For the data that follows, report how many lines contain the word "with", and nothing else.

--------------------

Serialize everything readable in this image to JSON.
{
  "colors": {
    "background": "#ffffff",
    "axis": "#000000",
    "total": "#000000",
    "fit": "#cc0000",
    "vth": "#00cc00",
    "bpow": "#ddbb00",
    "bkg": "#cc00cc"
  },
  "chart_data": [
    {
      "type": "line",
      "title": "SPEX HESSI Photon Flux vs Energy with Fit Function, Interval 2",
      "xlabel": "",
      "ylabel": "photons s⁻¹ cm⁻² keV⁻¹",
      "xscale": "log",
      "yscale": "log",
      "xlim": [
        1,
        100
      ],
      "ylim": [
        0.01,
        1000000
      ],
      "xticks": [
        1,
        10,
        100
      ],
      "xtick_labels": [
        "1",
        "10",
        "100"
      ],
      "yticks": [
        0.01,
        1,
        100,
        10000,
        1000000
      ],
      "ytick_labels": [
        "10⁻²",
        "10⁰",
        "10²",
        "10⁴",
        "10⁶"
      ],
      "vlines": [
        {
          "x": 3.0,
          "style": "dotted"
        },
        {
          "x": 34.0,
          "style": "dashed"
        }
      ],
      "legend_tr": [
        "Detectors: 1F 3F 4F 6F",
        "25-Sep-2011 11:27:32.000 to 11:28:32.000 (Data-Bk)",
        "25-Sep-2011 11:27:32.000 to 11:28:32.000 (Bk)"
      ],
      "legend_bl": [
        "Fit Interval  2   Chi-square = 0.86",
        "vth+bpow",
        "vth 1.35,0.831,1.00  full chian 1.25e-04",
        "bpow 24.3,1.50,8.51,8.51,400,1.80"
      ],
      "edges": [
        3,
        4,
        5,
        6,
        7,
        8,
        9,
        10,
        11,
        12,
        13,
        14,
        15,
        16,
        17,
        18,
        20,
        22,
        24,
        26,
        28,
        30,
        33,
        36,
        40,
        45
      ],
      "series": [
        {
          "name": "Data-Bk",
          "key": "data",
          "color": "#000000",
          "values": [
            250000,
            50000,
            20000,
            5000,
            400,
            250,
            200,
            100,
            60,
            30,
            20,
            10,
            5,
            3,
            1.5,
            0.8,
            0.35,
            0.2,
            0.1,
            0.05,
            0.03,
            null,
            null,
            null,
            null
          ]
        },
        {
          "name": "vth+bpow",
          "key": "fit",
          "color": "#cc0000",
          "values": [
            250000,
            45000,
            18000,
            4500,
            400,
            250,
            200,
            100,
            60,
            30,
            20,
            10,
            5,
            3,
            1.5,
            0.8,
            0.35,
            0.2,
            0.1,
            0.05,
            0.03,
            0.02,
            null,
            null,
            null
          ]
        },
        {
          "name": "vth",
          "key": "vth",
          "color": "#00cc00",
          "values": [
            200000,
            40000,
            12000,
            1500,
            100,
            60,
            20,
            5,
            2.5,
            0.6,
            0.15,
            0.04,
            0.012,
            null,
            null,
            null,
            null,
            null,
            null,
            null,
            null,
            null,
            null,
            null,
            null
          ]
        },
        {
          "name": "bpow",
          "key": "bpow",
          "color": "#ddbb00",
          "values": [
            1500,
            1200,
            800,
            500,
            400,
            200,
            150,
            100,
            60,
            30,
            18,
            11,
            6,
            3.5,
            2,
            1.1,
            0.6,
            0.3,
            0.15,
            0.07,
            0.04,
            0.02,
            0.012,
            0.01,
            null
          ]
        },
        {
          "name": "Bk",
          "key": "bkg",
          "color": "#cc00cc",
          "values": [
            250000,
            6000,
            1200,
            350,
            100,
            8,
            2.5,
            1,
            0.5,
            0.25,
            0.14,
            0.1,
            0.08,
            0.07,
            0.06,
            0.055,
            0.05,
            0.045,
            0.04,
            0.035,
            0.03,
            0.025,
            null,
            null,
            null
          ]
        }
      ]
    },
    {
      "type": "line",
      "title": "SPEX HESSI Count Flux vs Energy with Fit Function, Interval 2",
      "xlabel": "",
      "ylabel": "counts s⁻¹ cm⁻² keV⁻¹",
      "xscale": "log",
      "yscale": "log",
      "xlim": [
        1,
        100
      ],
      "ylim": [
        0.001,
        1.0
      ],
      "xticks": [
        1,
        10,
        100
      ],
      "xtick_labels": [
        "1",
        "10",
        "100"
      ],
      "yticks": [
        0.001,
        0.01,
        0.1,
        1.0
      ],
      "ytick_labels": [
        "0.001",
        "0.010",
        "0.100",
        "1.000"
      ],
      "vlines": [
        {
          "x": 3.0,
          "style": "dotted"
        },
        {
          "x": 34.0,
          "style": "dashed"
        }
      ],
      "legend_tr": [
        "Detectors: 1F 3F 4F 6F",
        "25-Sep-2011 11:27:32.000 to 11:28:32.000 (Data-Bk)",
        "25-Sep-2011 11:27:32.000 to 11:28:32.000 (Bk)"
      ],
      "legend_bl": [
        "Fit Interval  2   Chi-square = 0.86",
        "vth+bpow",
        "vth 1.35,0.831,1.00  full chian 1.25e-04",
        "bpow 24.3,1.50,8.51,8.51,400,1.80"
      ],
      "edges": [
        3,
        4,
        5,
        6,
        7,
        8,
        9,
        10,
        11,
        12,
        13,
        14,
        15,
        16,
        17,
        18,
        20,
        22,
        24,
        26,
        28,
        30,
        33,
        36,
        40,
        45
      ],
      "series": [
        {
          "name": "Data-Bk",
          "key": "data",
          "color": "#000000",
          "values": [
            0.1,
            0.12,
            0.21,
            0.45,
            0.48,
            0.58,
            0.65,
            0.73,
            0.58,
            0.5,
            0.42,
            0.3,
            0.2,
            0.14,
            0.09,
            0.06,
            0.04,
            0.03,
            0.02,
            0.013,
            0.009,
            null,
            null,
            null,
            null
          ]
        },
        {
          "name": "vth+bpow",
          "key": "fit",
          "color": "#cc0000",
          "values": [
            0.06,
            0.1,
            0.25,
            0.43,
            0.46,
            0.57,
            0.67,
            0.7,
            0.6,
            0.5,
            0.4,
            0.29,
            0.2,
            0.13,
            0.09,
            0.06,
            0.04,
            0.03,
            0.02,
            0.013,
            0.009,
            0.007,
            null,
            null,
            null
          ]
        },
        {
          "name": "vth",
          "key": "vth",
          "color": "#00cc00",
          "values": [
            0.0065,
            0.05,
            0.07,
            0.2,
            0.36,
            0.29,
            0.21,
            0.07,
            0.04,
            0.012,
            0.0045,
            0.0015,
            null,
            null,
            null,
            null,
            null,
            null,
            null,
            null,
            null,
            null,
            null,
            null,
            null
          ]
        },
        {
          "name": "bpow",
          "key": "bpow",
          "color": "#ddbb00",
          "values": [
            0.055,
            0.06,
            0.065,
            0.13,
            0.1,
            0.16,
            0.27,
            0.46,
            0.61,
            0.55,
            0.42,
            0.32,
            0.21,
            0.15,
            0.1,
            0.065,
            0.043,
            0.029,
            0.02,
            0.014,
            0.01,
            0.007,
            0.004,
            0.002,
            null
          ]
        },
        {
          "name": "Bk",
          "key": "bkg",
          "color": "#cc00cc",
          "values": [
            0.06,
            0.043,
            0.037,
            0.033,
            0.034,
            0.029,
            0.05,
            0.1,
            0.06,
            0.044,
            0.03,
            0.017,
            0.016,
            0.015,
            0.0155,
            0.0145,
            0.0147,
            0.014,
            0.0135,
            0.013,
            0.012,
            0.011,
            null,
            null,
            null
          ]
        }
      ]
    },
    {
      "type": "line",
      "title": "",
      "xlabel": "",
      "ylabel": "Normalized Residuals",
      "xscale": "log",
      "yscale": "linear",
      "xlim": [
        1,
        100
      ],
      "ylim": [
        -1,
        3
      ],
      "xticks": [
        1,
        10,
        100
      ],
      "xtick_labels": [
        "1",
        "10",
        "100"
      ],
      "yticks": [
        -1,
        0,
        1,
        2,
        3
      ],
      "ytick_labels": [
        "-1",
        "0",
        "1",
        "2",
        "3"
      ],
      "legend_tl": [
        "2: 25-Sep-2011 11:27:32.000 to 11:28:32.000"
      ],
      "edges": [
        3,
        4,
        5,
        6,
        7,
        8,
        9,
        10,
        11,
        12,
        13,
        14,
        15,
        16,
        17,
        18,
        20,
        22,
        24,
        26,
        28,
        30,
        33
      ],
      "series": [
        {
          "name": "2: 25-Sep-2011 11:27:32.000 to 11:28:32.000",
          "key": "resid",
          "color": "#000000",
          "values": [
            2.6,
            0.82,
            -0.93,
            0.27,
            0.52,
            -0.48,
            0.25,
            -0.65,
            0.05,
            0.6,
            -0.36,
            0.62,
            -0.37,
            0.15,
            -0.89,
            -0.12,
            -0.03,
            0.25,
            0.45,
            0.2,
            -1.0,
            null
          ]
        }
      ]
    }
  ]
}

--------------------

Result:
2